- **What you will do**: Without the images, write out all of the following entries exactly.

====== Material ======

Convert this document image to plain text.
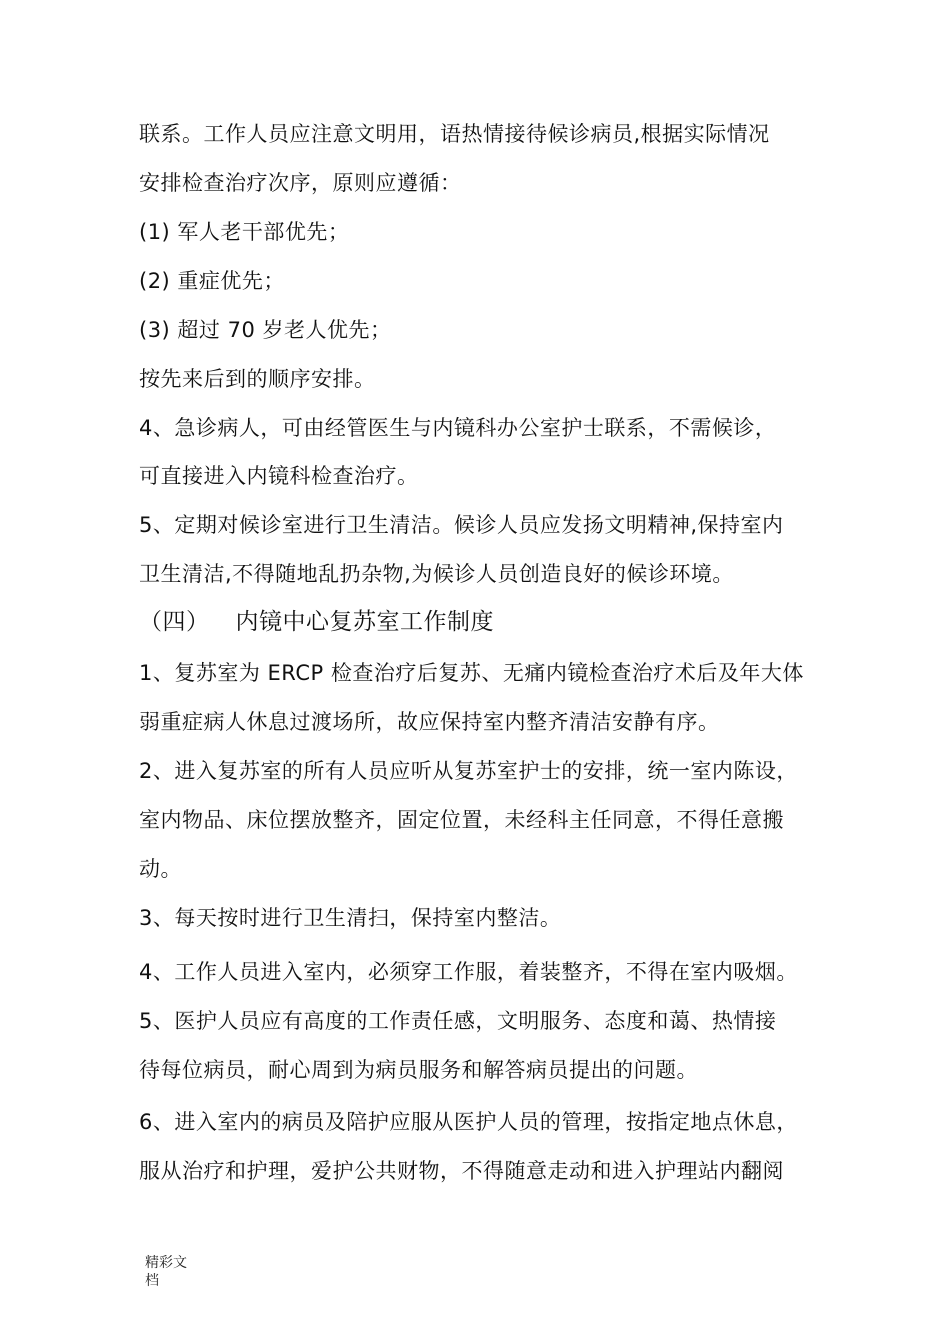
联系。工作人员应注意文明用，语热情接待候诊病员,根据实际情况
安排检查治疗次序，原则应遵循：
(1) 军人老干部优先；
(2) 重症优先；
(3) 超过 70 岁老人优先；
按先来后到的顺序安排。
4、急诊病人，可由经管医生与内镜科办公室护士联系，不需候诊，
可直接进入内镜科检查治疗。
5、定期对候诊室进行卫生清洁。候诊人员应发扬文明精神,保持室内
卫生清洁,不得随地乱扔杂物,为候诊人员创造良好的候诊环境。
（四） 内镜中心复苏室工作制度
1、复苏室为 ERCP 检查治疗后复苏、无痛内镜检查治疗术后及年大体
弱重症病人休息过渡场所，故应保持室内整齐清洁安静有序。
2、进入复苏室的所有人员应听从复苏室护士的安排，统一室内陈设，
室内物品、床位摆放整齐，固定位置，未经科主任同意，不得任意搬
动。
3、每天按时进行卫生清扫，保持室内整洁。
4、工作人员进入室内，必须穿工作服，着装整齐，不得在室内吸烟。
5、医护人员应有高度的工作责任感，文明服务、态度和蔼、热情接
待每位病员，耐心周到为病员服务和解答病员提出的问题。
6、进入室内的病员及陪护应服从医护人员的管理，按指定地点休息，
服从治疗和护理，爱护公共财物，不得随意走动和进入护理站内翻阅
精彩文
档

======

- **Result of the exercise**:
Convert this document image to plain text.
联系。工作人员应注意文明用，语热情接待候诊病员,根据实际情况
安排检查治疗次序，原则应遵循：
(1) 军人老干部优先；
(2) 重症优先；
(3) 超过 70 岁老人优先；
按先来后到的顺序安排。
4、急诊病人，可由经管医生与内镜科办公室护士联系，不需候诊，
可直接进入内镜科检查治疗。
5、定期对候诊室进行卫生清洁。候诊人员应发扬文明精神,保持室内
卫生清洁,不得随地乱扔杂物,为候诊人员创造良好的候诊环境。
（四） 内镜中心复苏室工作制度
1、复苏室为 ERCP 检查治疗后复苏、无痛内镜检查治疗术后及年大体
弱重症病人休息过渡场所，故应保持室内整齐清洁安静有序。
2、进入复苏室的所有人员应听从复苏室护士的安排，统一室内陈设，
室内物品、床位摆放整齐，固定位置，未经科主任同意，不得任意搬
动。
3、每天按时进行卫生清扫，保持室内整洁。
4、工作人员进入室内，必须穿工作服，着装整齐，不得在室内吸烟。
5、医护人员应有高度的工作责任感，文明服务、态度和蔼、热情接
待每位病员，耐心周到为病员服务和解答病员提出的问题。
6、进入室内的病员及陪护应服从医护人员的管理，按指定地点休息，
服从治疗和护理，爱护公共财物，不得随意走动和进入护理站内翻阅
精彩文
档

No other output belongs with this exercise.